** EXTRACT PROVIDED follows **
Report: Criminals Exploit Latin American Airports to Traffic Wildlife

Published: 24 May 2021

Finches BirdsBirds, reptiles, mammals and other species are often targets of wildlife trafficking. (Photo: Mohamed Nuzrath, Pixabay, License)

By Julett Pineda Sleinan

Criminal organizations exploited increased air travel in Latin America and the Caribbean to traffic birds, reptiles, mammals and other species outside and within the region, endangering the world’s most-wildlife rich territory, a new report reveals.

Mexico, Brazil and Colombia reported the highest number of wildlife seizures over the past decade, TRAFFIC, an international NGO that monitors the global wildlife trade,revealed last week.

The organization identified 84 city airports across Latin America which criminals often exploited for wildlife trafficking, with shipments often destined to Europe, North America and Asia.

Mexico’s capital district, Tijuana, and the Brazilian cities of São Paulo, Belem, Manaus ranked among the most common routes traffickers used to illegally transport wildlife, constituting 38% of all the seizures in the region between 2010 and 2020.

During that period, regional authorities reportedly conducted more than 280 seizures linked to 53 countries globally. However, the figure is likely far from representing the scale of wildlife air trafficking in Latin America and the Caribbean since records don’t reflect successful smuggling events and governments don’t consistently collect or report these incidents.

The report recorded a total of 65 unique species of wildlife trafficked through the region via air transport. Birds, especially finches, topped the regional list as the most trafficked animal by air, accounting for 45% of the seizures of checked baggage.
** End of EXTRACT PROVIDED **
** SOURCE DATA follows **
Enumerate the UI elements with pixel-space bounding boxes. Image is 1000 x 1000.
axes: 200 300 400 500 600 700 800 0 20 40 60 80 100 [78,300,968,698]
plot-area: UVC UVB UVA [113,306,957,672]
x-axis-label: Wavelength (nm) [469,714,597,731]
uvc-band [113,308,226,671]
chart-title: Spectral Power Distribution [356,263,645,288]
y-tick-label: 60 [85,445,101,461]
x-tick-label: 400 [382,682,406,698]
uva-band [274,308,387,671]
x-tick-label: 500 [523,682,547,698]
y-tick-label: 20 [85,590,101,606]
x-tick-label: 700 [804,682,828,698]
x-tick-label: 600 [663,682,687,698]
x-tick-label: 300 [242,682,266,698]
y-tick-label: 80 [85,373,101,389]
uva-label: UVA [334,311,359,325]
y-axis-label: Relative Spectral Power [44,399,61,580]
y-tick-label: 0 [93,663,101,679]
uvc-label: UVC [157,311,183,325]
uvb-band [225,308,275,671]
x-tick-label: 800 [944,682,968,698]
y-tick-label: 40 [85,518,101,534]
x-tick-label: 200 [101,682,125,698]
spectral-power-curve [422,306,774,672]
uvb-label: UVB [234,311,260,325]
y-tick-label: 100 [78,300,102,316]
** End of SOURCE DATA **
- CHECK YOUR UNDERSTANDING
1. In the wildlife trafficking article, how many city airports did the organization identify as often exploited by criminals?
2. Please continue the wildlife trafficking article, starting right after its last sentence.
None of the stored records are needed here.

- EXERCISE ANSWERS
1. 84 city airports across Latin America.

2.
Nearly all of them were smuggled live in cabin luggage and transported to Brazil, Netherlands, and the United States, where the demand for songbirds makes wildlife trafficking a profitable business.

Contrary to birds, criminals disproportionately used air freight for trafficking fish and reptile species due to their ability to withstand cramped conditions, the report says.

Totoaba fish bladders, often used in traditional medicine, and sea cucumbers, considered in many countries as a luxury food item, prevailed among the most trafficked marine species.

Lizards, snakes and turtles are also amongst the most demanded animals on the illicit market.

Live animals were more likely to be shipped in checked baggage than within air freight, the report claims.

Some countries, including Brazil, recorded high levels of intracountry trafficking, while others reported trafficking patterns suggesting the shipments were mostly sent to international destinations.

Although the wildlife trafficking in the region consistently grew until 2019, when it saw a slight decrease, consequences of illicit trade have been dire for the region’s animal population, with data-driven NGO C4ADS alerting that the regional wildlife size dropped 94% between 1970 and 2020.

“Increasing wildlife trafficking will continue to degrade this essential environment,” the NGO warned, referring to the region’s vast biodiversity.